* [EXERCISE INSTRUCTIONS]:
Copy all lines below containing "JSON".

>> Begin

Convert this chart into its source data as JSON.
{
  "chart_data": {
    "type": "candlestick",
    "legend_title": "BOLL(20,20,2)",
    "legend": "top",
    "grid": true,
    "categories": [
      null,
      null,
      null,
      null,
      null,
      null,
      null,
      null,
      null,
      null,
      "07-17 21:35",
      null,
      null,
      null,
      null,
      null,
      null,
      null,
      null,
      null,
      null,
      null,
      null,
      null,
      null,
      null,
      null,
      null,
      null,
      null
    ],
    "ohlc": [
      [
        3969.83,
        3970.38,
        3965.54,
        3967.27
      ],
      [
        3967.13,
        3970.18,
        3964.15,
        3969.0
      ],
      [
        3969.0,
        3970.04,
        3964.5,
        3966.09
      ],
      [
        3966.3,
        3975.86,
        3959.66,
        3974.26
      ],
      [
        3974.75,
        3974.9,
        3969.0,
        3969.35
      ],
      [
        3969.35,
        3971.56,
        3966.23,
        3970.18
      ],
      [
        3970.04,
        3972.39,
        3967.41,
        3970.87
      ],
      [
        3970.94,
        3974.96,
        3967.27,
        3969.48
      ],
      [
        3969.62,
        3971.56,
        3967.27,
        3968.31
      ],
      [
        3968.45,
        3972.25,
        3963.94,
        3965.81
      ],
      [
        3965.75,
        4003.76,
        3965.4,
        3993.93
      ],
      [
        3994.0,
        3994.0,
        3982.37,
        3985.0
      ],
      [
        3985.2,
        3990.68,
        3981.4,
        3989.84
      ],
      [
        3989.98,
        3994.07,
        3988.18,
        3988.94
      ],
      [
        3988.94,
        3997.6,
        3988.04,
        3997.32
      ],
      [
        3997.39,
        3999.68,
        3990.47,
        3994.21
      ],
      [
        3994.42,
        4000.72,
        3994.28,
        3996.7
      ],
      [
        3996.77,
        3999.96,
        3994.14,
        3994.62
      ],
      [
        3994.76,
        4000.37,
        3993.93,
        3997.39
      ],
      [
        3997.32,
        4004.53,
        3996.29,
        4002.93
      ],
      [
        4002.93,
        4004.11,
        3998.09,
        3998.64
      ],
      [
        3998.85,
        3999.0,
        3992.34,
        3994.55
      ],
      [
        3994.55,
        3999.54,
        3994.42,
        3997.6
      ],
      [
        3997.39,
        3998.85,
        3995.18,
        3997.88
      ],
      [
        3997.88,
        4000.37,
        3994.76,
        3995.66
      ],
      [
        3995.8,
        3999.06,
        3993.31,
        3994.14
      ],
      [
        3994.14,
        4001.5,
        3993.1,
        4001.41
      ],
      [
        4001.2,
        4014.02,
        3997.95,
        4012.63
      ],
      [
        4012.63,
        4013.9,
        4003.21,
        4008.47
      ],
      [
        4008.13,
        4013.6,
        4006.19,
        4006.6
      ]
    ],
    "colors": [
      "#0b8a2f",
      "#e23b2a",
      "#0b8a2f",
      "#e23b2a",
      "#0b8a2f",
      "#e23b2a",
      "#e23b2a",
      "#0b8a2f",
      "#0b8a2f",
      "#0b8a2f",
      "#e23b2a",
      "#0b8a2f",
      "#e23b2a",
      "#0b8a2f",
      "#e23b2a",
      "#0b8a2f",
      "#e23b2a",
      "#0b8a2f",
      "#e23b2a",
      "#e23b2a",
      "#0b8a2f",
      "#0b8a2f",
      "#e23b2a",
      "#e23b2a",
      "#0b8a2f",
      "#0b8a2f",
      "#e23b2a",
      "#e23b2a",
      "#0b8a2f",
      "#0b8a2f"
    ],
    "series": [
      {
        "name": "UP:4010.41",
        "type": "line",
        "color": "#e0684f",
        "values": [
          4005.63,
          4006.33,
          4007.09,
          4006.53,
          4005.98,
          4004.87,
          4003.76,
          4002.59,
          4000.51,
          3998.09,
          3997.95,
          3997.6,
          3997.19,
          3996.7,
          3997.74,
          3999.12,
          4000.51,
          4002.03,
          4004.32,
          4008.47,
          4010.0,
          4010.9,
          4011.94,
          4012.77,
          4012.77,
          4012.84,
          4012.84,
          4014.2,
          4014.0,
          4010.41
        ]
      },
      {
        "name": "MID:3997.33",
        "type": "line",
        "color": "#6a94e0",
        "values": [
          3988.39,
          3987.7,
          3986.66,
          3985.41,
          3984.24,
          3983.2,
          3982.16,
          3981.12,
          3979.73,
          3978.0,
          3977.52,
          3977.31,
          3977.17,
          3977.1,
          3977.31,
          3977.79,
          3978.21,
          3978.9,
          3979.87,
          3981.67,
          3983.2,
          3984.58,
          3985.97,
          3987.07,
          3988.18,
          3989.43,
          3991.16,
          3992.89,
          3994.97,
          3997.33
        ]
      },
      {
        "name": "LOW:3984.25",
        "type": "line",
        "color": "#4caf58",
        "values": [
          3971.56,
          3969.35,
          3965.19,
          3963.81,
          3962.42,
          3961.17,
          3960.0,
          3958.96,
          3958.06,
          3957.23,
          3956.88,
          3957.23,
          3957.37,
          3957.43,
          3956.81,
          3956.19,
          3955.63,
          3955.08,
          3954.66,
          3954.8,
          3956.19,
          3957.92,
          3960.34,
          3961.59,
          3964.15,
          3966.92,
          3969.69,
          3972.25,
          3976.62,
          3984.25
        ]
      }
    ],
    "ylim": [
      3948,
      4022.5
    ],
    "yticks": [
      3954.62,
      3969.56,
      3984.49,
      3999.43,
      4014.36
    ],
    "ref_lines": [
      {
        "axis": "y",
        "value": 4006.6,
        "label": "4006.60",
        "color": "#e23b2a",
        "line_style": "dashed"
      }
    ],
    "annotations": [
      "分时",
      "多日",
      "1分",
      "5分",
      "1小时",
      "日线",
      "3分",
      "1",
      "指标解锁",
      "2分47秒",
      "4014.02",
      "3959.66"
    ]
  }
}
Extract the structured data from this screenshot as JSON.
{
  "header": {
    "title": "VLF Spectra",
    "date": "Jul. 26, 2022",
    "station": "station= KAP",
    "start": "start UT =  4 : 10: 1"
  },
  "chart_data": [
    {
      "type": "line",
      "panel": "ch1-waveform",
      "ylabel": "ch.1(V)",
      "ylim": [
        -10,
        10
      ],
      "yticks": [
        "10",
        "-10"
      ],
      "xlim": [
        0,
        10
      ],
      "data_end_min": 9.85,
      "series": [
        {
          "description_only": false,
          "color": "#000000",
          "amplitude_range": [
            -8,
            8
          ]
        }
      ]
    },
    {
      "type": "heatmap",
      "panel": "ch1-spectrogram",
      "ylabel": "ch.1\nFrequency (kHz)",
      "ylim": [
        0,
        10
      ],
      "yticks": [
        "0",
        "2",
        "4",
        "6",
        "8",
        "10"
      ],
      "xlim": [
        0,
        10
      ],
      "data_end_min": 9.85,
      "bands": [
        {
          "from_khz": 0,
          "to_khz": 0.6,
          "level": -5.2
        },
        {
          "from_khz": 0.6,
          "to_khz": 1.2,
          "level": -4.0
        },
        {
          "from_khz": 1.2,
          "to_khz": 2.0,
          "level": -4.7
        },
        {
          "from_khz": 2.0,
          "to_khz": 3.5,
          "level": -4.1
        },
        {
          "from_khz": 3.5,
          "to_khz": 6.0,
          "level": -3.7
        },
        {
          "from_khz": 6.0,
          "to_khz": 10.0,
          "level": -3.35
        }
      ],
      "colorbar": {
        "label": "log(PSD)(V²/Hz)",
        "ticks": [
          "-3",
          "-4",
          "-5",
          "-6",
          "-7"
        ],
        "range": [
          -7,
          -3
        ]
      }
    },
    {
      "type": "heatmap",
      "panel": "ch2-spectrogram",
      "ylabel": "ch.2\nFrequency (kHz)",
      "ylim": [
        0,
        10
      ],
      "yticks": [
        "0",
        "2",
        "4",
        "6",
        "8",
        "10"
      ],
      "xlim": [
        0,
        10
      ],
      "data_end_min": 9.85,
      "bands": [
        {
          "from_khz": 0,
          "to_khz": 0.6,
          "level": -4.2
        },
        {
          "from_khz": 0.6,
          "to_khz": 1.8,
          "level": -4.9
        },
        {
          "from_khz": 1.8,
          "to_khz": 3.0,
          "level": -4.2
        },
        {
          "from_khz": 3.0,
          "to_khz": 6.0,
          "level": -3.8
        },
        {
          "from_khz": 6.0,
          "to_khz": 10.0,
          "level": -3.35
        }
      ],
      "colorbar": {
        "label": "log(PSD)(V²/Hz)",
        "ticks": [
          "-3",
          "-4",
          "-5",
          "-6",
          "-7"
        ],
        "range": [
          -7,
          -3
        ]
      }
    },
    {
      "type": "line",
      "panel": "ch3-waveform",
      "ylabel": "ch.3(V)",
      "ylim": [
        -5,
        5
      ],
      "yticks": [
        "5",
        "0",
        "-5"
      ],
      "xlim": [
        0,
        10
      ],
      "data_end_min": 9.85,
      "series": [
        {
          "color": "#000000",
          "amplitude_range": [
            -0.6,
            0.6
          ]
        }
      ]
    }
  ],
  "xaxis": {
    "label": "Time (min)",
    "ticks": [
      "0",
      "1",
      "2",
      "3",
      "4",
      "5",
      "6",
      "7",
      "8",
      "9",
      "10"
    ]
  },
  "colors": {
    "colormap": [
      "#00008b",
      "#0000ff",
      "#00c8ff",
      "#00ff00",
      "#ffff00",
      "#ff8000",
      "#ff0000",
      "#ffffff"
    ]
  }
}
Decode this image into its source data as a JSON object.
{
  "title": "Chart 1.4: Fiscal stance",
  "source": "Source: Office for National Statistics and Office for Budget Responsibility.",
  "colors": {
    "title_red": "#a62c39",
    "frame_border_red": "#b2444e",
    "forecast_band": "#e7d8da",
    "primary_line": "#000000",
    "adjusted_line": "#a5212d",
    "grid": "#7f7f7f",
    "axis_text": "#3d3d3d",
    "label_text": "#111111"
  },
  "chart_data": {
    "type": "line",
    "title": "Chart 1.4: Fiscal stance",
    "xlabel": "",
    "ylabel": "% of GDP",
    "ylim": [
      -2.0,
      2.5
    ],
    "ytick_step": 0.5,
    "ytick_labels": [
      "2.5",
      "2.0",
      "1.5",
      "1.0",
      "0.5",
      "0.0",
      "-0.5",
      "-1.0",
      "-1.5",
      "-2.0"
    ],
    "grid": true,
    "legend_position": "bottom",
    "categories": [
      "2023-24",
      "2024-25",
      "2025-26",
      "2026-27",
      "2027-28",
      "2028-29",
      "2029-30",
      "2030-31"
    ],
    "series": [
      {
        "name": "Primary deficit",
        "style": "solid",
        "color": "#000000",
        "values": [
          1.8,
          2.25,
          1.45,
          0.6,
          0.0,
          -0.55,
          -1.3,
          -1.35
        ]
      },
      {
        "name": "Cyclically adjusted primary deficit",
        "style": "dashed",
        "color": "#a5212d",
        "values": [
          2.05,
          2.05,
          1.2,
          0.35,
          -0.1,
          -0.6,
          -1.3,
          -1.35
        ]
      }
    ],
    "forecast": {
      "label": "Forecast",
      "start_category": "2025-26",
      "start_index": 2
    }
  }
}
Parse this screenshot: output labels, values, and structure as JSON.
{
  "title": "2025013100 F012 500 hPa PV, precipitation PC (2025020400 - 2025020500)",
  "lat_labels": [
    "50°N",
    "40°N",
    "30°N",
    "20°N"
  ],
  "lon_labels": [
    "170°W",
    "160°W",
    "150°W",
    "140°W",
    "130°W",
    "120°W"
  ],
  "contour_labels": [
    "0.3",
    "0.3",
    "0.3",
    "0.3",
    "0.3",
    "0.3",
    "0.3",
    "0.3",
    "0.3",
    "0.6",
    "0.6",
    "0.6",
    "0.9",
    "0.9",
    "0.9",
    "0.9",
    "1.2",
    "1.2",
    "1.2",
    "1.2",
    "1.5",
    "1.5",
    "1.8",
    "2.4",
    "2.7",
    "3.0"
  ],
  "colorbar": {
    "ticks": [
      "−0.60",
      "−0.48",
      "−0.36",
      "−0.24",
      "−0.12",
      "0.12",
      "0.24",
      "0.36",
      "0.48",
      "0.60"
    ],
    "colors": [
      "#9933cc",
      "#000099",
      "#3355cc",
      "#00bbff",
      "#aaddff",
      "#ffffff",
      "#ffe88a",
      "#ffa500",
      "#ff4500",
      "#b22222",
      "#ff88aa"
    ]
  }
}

>> End

* [EXERCISE RESPONSE]:
Convert this chart into its source data as JSON.
Extract the structured data from this screenshot as JSON.
Decode this image into its source data as a JSON object.
Parse this screenshot: output labels, values, and structure as JSON.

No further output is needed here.